Start

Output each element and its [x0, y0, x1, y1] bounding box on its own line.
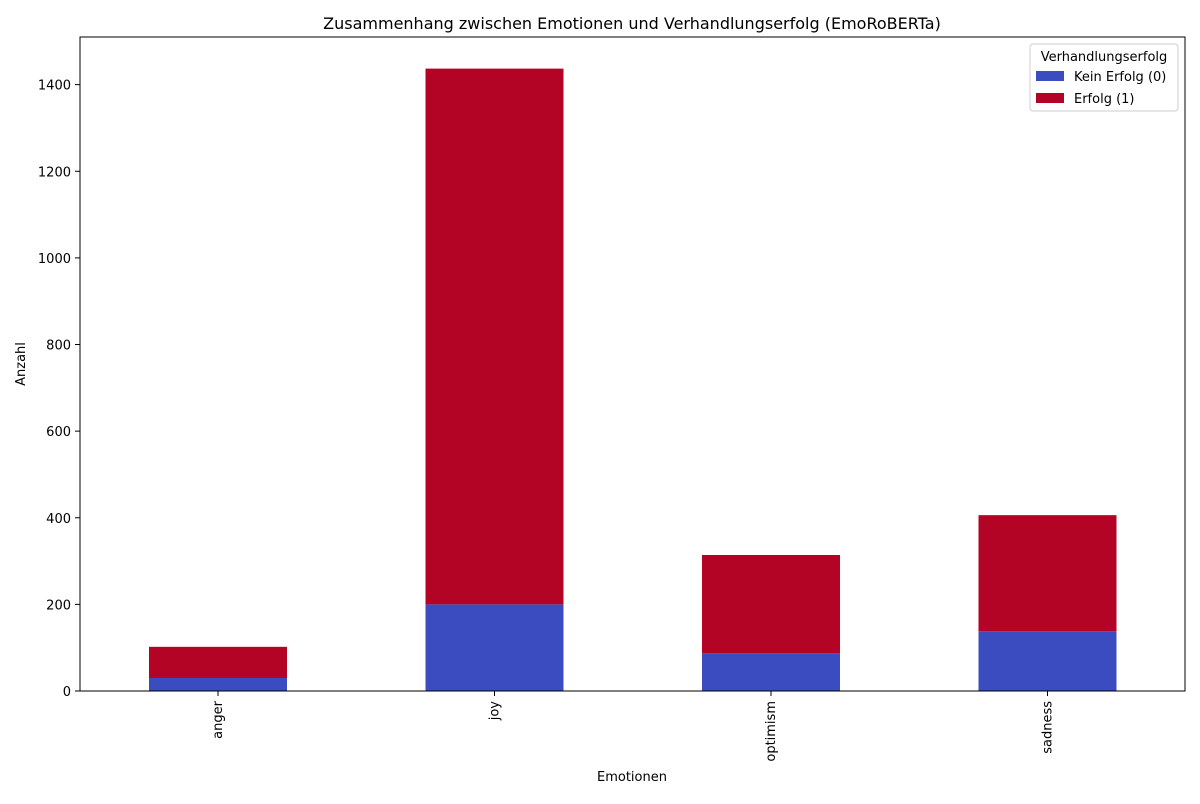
- plot-frame: [79, 36, 1186, 692]
- y-tick-label: 1400: [38, 79, 71, 94]
- legend-entries: Kein Erfolg (0) Erfolg (1): [1036, 70, 1166, 107]
- legend-frame: [1029, 43, 1179, 112]
- x-tick-label-joy: joy: [488, 701, 503, 722]
- y-tick-label: 800: [46, 339, 71, 354]
- y-tick-label: 600: [46, 425, 71, 440]
- y-tick-label: 1200: [38, 165, 71, 180]
- legend-label-1: Erfolg (1): [1074, 92, 1135, 107]
- chart-title: Zusammenhang zwischen Emotionen und Verh…: [323, 14, 941, 33]
- x-tick-label-anger: anger: [211, 700, 226, 738]
- x-axis-label: Emotionen: [597, 770, 667, 785]
- y-tick-label: 400: [46, 512, 71, 527]
- legend-label-0: Kein Erfolg (0): [1074, 70, 1166, 85]
- y-tick-label: 0: [63, 685, 71, 700]
- bar-sadness-series-1: [978, 515, 1117, 632]
- y-axis-ticks: 0 200 400 600 800 1000 1200 1400: [38, 79, 80, 700]
- bar-sadness-series-0: [978, 631, 1117, 691]
- bar-joy-series-1: [425, 68, 564, 605]
- bar-anger-series-1: [149, 646, 287, 679]
- legend: Verhandlungserfolg Kein Erfolg (0) Erfolg…: [1029, 43, 1179, 112]
- bar-optimism-series-1: [702, 555, 840, 654]
- y-tick-label: 200: [46, 598, 71, 613]
- bar-joy-series-0: [425, 604, 564, 691]
- x-axis-ticks: anger joy optimism sadness: [211, 691, 1056, 762]
- y-axis-label: Anzahl: [14, 342, 29, 386]
- legend-swatch-0: [1036, 71, 1064, 81]
- x-tick-label-optimism: optimism: [764, 701, 779, 762]
- legend-swatch-1: [1036, 93, 1064, 103]
- bars-layer: [149, 68, 1117, 691]
- x-tick-label-sadness: sadness: [1041, 701, 1056, 754]
- bar-anger-series-0: [149, 678, 287, 691]
- bar-optimism-series-0: [702, 653, 840, 691]
- legend-title: Verhandlungserfolg: [1041, 50, 1168, 65]
- y-tick-label: 1000: [38, 252, 71, 267]
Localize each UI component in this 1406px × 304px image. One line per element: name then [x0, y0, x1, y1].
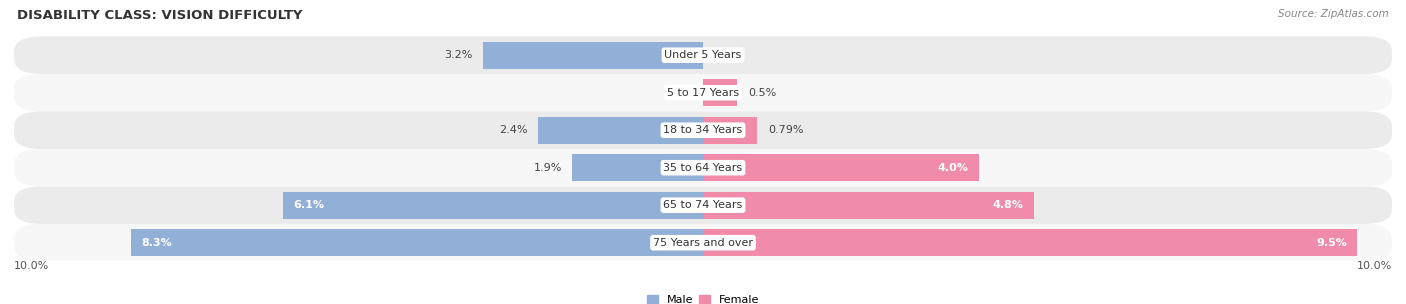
Text: 0.0%: 0.0%: [713, 50, 741, 60]
Text: 2.4%: 2.4%: [499, 125, 527, 135]
Text: 10.0%: 10.0%: [14, 261, 49, 271]
Text: 5 to 17 Years: 5 to 17 Years: [666, 88, 740, 98]
Text: 0.5%: 0.5%: [748, 88, 776, 98]
Text: Source: ZipAtlas.com: Source: ZipAtlas.com: [1278, 9, 1389, 19]
FancyBboxPatch shape: [14, 36, 1392, 74]
Bar: [703, 117, 758, 144]
Text: 9.5%: 9.5%: [1316, 238, 1347, 248]
Bar: [572, 154, 703, 181]
Text: 0.0%: 0.0%: [665, 88, 693, 98]
Text: 10.0%: 10.0%: [1357, 261, 1392, 271]
Text: 4.8%: 4.8%: [993, 200, 1024, 210]
Text: 3.2%: 3.2%: [444, 50, 472, 60]
FancyBboxPatch shape: [14, 224, 1392, 261]
Text: Under 5 Years: Under 5 Years: [665, 50, 741, 60]
Legend: Male, Female: Male, Female: [647, 295, 759, 304]
Text: 0.79%: 0.79%: [768, 125, 803, 135]
FancyBboxPatch shape: [14, 149, 1392, 186]
FancyBboxPatch shape: [14, 112, 1392, 149]
Text: 6.1%: 6.1%: [292, 200, 323, 210]
Text: DISABILITY CLASS: VISION DIFFICULTY: DISABILITY CLASS: VISION DIFFICULTY: [17, 9, 302, 22]
Text: 8.3%: 8.3%: [142, 238, 173, 248]
Text: 35 to 64 Years: 35 to 64 Years: [664, 163, 742, 173]
Text: 1.9%: 1.9%: [533, 163, 562, 173]
Text: 75 Years and over: 75 Years and over: [652, 238, 754, 248]
Bar: [131, 229, 703, 256]
Bar: [482, 42, 703, 69]
Bar: [537, 117, 703, 144]
Bar: [283, 192, 703, 219]
Text: 65 to 74 Years: 65 to 74 Years: [664, 200, 742, 210]
Bar: [703, 229, 1358, 256]
FancyBboxPatch shape: [14, 186, 1392, 224]
Text: 18 to 34 Years: 18 to 34 Years: [664, 125, 742, 135]
Bar: [703, 79, 738, 106]
Bar: [703, 192, 1033, 219]
Bar: [703, 154, 979, 181]
Text: 4.0%: 4.0%: [938, 163, 969, 173]
FancyBboxPatch shape: [14, 74, 1392, 112]
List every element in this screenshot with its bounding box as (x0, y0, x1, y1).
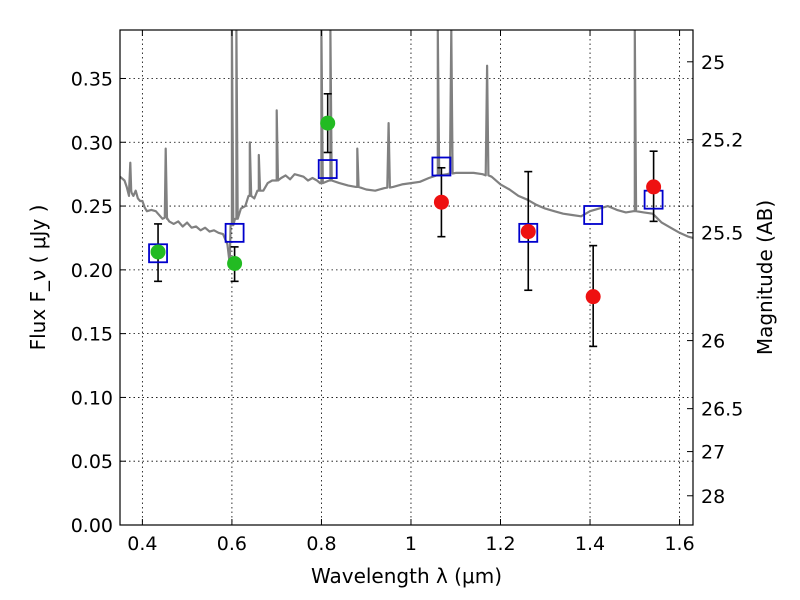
y-axis-label: Flux F_ν ( μJy ) (26, 205, 50, 351)
plot-frame (119, 29, 694, 526)
axis-ticks: 0.4 0.6 0.8 1 1.2 1.4 1.6 0.00 0.05 0.10 0.15 0.20 0… (71, 30, 743, 555)
right-axis-label: Magnitude (AB) (753, 200, 777, 355)
observed-point-green (227, 255, 243, 271)
y-tick-label: 0.10 (71, 387, 113, 409)
data-points (148, 115, 664, 305)
model-photometry-square (148, 243, 168, 264)
x-tick-label: 0.6 (217, 533, 247, 555)
y-tick-label: 0.20 (71, 260, 113, 282)
x-tick-label: 1.2 (485, 533, 515, 555)
right-tick-label: 26 (701, 331, 725, 353)
y-tick-label: 0.30 (71, 132, 113, 154)
model-photometry-square (317, 159, 338, 179)
observed-point-red (646, 179, 662, 195)
x-tick-label: 1 (405, 533, 417, 555)
model-spectrum (120, 30, 693, 265)
grid (120, 30, 693, 526)
observed-point-green (150, 244, 166, 260)
observed-point-green (320, 115, 336, 131)
x-tick-label: 1.6 (664, 533, 694, 555)
right-tick-label: 26.5 (701, 399, 743, 421)
model-photometry-square (224, 222, 245, 243)
y-tick-label: 0.00 (71, 515, 113, 537)
x-tick-label: 0.8 (306, 533, 336, 555)
observed-point-red (585, 289, 601, 305)
y-tick-label: 0.15 (71, 324, 113, 346)
x-axis-label: Wavelength λ (μm) (311, 564, 502, 588)
right-tick-label: 27 (701, 442, 725, 464)
right-tick-label: 25.5 (701, 223, 743, 245)
model-photometry-square (431, 156, 452, 177)
y-tick-label: 0.35 (71, 68, 113, 90)
observed-point-red (520, 224, 536, 240)
y-tick-label: 0.05 (71, 451, 113, 473)
right-tick-label: 25 (701, 52, 725, 74)
error-bars (154, 92, 658, 348)
model-spectrum-line (120, 30, 693, 265)
right-tick-label: 28 (701, 486, 725, 508)
y-tick-label: 0.25 (71, 196, 113, 218)
observed-point-red (433, 194, 449, 210)
right-tick-label: 25.2 (701, 130, 743, 152)
x-tick-label: 0.4 (127, 533, 157, 555)
model-photometry-square (583, 205, 604, 225)
x-tick-label: 1.4 (575, 533, 605, 555)
model-photometry-square (518, 222, 539, 243)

End

Goal » Please repeat, unchanged, the lines of the rows from the one that contains "y-axis-label: Flux F_ν" through the final line of the rows.

Full answer »
y-axis-label: Flux F_ν ( μJy ) (26, 205, 50, 351)
plot-frame (119, 29, 694, 526)
axis-ticks: 0.4 0.6 0.8 1 1.2 1.4 1.6 0.00 0.05 0.10 0.15 0.20 0… (71, 30, 743, 555)
right-axis-label: Magnitude (AB) (753, 200, 777, 355)
observed-point-green (227, 255, 243, 271)
y-tick-label: 0.10 (71, 387, 113, 409)
data-points (148, 115, 664, 305)
model-photometry-square (148, 243, 168, 264)
x-tick-label: 0.6 (217, 533, 247, 555)
y-tick-label: 0.20 (71, 260, 113, 282)
x-tick-label: 1.2 (485, 533, 515, 555)
right-tick-label: 26 (701, 331, 725, 353)
y-tick-label: 0.30 (71, 132, 113, 154)
model-photometry-square (317, 159, 338, 179)
observed-point-red (646, 179, 662, 195)
x-tick-label: 1 (405, 533, 417, 555)
model-spectrum (120, 30, 693, 265)
grid (120, 30, 693, 526)
observed-point-green (150, 244, 166, 260)
observed-point-green (320, 115, 336, 131)
x-tick-label: 1.6 (664, 533, 694, 555)
right-tick-label: 26.5 (701, 399, 743, 421)
model-photometry-square (224, 222, 245, 243)
y-tick-label: 0.00 (71, 515, 113, 537)
x-tick-label: 0.8 (306, 533, 336, 555)
observed-point-red (585, 289, 601, 305)
y-tick-label: 0.15 (71, 324, 113, 346)
x-axis-label: Wavelength λ (μm) (311, 564, 502, 588)
right-tick-label: 27 (701, 442, 725, 464)
right-tick-label: 25.5 (701, 223, 743, 245)
model-photometry-square (431, 156, 452, 177)
y-tick-label: 0.35 (71, 68, 113, 90)
observed-point-red (520, 224, 536, 240)
y-tick-label: 0.05 (71, 451, 113, 473)
right-tick-label: 25 (701, 52, 725, 74)
error-bars (154, 92, 658, 348)
model-spectrum-line (120, 30, 693, 265)
right-tick-label: 28 (701, 486, 725, 508)
y-tick-label: 0.25 (71, 196, 113, 218)
observed-point-red (433, 194, 449, 210)
right-tick-label: 25.2 (701, 130, 743, 152)
x-tick-label: 0.4 (127, 533, 157, 555)
model-photometry-square (583, 205, 604, 225)
x-tick-label: 1.4 (575, 533, 605, 555)
model-photometry-square (518, 222, 539, 243)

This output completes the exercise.